§ **EXERCISE AIM**
Lines that include the word "orientation" are the ones to copy.

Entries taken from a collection
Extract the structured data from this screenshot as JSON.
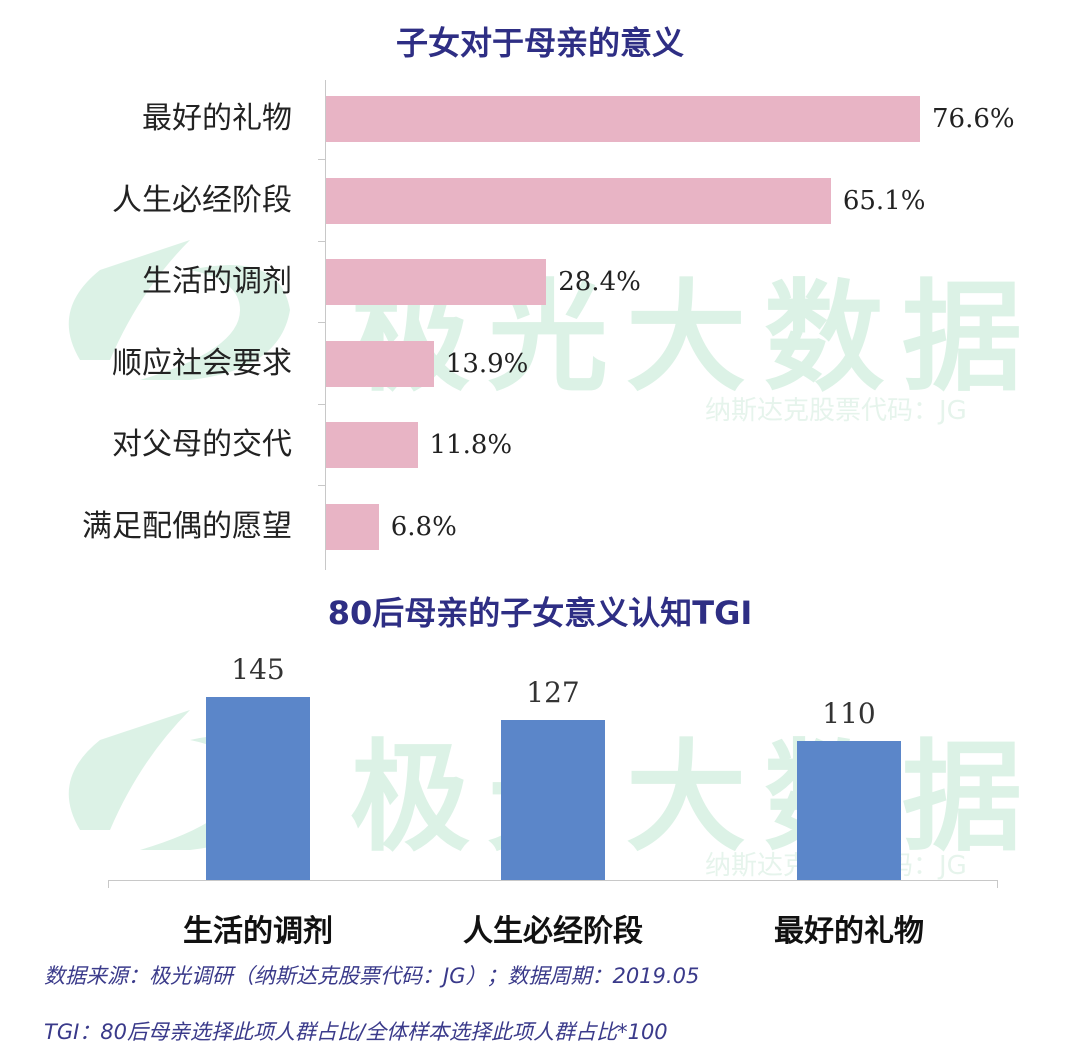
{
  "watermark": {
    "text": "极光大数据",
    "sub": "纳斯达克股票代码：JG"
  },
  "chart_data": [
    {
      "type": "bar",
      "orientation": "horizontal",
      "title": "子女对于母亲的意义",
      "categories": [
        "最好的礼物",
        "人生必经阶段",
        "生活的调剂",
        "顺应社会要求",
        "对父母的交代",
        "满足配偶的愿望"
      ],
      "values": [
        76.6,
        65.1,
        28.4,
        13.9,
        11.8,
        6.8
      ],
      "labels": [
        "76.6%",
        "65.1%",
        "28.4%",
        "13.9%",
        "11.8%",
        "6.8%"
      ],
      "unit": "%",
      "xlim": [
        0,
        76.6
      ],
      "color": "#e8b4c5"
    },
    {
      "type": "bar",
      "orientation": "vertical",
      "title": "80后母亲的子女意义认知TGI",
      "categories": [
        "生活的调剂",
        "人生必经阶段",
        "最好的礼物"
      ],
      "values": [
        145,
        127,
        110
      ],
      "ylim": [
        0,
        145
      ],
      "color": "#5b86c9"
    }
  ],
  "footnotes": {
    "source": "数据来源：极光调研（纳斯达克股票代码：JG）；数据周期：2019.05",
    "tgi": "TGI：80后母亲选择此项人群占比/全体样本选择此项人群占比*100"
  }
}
--
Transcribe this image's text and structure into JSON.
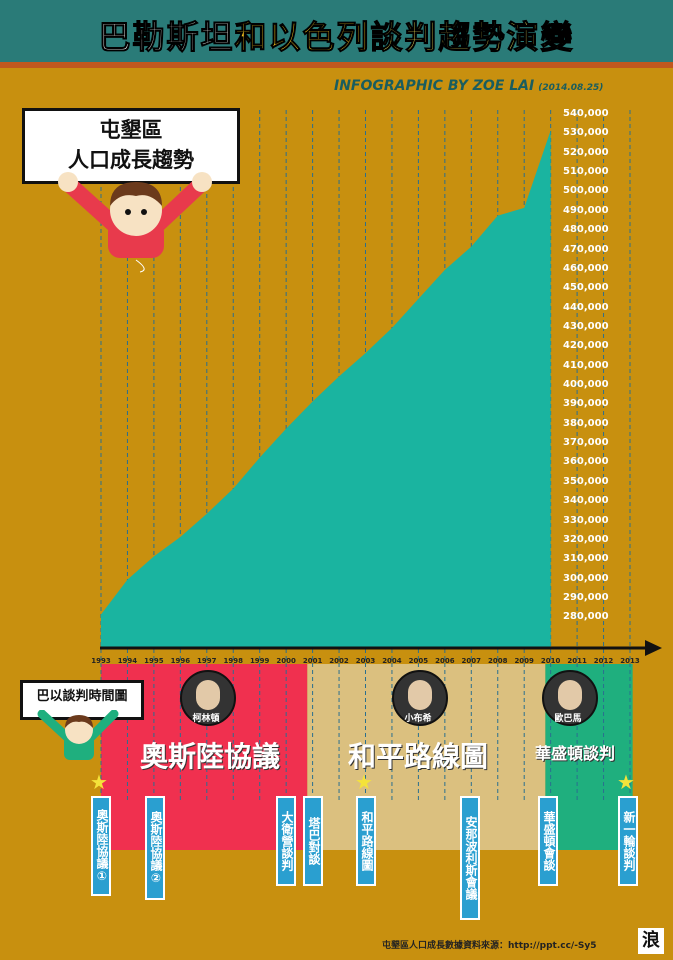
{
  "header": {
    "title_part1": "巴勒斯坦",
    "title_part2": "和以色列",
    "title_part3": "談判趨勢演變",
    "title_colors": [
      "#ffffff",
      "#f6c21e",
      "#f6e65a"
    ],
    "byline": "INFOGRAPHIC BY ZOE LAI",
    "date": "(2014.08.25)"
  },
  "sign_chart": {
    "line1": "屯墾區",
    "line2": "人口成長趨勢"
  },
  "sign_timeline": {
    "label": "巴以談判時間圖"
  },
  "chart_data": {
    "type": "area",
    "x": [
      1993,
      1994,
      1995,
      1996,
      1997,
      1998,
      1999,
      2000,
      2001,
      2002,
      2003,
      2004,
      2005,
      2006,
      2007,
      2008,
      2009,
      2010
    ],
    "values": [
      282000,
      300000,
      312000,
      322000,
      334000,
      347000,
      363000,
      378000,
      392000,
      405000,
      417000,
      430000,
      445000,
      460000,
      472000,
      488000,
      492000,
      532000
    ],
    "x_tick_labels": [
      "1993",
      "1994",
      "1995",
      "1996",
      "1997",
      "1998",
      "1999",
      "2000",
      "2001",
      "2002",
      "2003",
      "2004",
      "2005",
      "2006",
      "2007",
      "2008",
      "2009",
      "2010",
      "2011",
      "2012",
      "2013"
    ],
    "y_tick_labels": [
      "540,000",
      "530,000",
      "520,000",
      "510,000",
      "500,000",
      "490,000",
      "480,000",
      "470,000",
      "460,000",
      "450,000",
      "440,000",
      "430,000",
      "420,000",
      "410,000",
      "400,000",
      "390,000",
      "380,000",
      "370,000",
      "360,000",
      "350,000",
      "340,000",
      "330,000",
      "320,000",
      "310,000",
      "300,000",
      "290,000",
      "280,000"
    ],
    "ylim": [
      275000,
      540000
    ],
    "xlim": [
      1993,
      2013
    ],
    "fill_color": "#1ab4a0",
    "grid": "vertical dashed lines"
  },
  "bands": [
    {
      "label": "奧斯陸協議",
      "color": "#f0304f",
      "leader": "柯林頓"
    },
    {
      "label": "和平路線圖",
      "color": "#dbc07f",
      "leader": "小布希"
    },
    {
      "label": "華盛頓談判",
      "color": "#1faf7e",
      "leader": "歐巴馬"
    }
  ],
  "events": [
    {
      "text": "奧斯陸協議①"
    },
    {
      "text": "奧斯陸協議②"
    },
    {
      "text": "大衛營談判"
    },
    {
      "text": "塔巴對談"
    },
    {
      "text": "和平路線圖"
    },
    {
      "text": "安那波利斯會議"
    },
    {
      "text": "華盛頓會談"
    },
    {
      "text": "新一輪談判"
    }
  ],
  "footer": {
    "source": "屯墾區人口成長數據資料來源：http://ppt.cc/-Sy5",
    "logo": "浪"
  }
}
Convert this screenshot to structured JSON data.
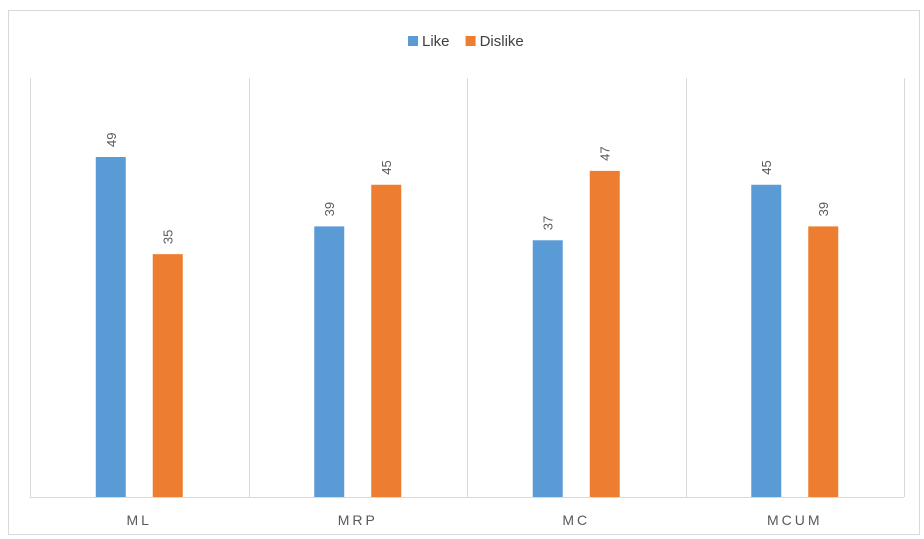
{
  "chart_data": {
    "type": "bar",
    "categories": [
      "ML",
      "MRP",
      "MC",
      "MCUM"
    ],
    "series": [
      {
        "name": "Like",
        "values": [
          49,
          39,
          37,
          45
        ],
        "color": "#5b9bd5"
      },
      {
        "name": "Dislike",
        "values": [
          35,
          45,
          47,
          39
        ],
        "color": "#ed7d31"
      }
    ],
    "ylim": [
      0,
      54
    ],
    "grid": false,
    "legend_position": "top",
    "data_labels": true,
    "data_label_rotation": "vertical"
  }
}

§ **RESPONSE TO THE TASK**
      "orientation": "horizontal",
      "orientation": "vertical",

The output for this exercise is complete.